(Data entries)
# # # # #
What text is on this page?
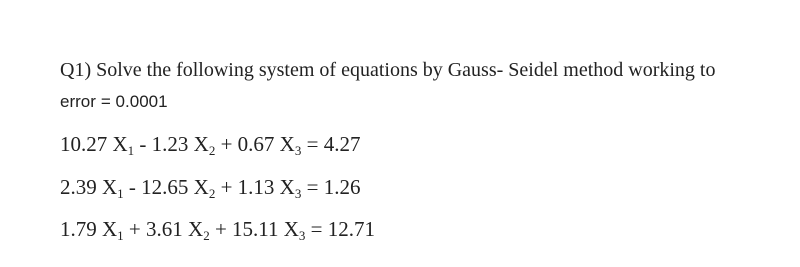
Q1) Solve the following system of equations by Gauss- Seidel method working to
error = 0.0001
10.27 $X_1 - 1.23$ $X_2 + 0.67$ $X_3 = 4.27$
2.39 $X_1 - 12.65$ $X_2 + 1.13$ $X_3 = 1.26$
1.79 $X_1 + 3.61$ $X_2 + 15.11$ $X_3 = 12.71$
# # # # #
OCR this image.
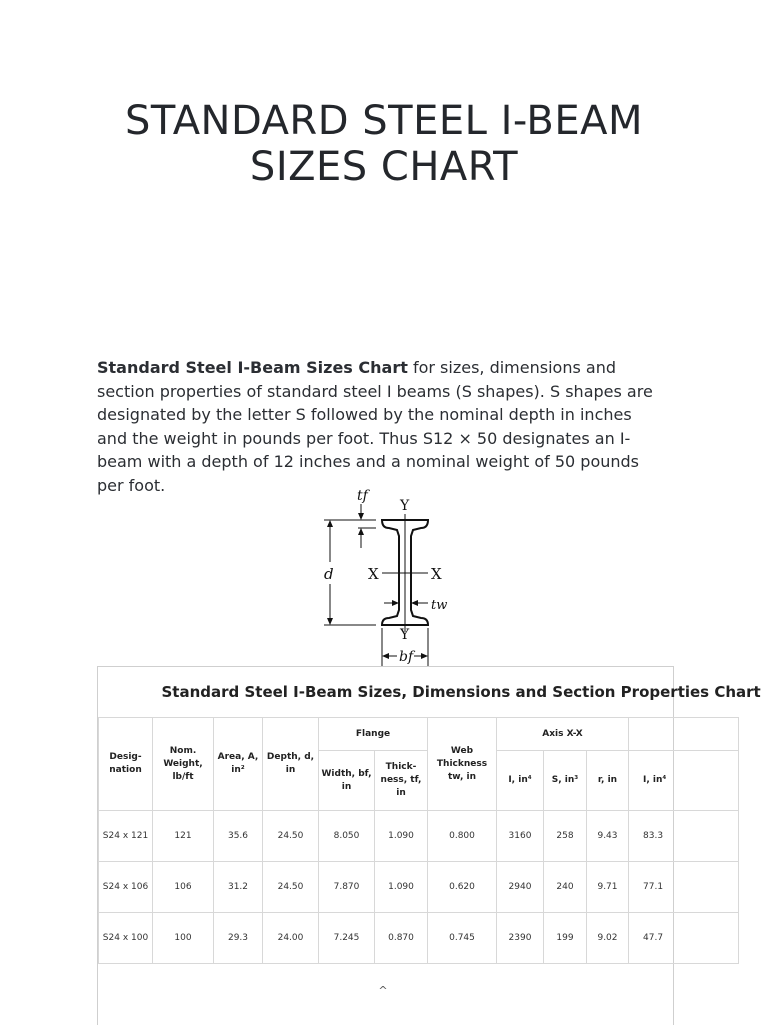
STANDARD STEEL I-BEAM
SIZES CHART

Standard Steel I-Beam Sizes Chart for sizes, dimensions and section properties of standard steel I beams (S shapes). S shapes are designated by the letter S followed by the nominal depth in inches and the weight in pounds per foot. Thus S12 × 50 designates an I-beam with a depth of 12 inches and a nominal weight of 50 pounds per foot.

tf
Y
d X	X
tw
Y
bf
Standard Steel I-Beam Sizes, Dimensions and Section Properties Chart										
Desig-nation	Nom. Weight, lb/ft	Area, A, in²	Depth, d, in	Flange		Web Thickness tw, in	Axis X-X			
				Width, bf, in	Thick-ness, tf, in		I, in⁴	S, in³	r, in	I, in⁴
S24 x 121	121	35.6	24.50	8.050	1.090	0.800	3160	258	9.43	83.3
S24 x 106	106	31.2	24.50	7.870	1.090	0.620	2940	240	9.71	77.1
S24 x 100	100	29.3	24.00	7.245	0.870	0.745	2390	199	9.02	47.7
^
# # # # #
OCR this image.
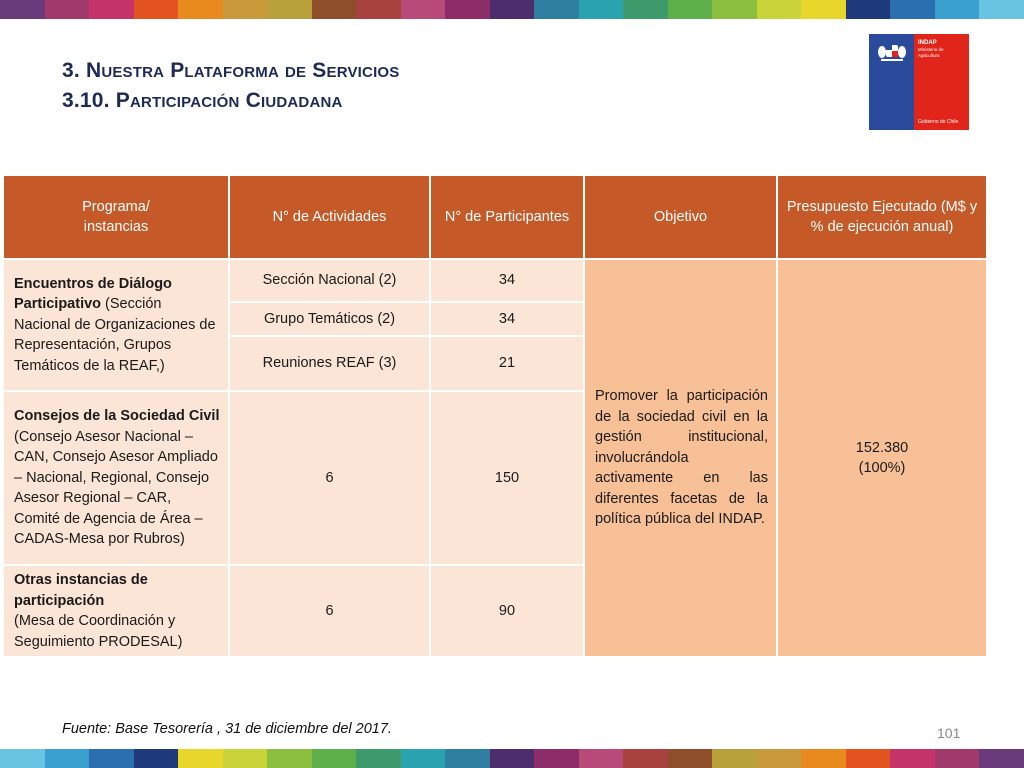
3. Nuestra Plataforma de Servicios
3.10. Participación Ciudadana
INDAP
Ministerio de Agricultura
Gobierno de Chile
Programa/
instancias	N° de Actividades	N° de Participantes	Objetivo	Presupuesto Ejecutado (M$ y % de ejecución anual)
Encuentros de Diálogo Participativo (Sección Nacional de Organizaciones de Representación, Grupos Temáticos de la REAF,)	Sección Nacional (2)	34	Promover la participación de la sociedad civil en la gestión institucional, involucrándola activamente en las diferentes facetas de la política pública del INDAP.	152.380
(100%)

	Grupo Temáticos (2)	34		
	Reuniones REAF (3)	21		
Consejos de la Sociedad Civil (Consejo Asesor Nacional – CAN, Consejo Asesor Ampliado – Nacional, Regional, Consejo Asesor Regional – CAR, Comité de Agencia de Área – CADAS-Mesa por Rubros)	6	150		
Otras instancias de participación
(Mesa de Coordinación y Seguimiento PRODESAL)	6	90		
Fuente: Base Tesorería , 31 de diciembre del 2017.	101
# # # # #
== THE EXERCISE ==
From the listing above, copy out each line where the word "REAF" appears.

== SOLUTION FOR THIS EXERCISE ==
Encuentros de Diálogo Participativo (Sección Nacional de Organizaciones de Representación, Grupos Temáticos de la REAF,)	Sección Nacional (2)	34	Promover la participación de la sociedad civil en la gestión institucional, involucrándola activamente en las diferentes facetas de la política pública del INDAP.	152.380
	Reuniones REAF (3)	21		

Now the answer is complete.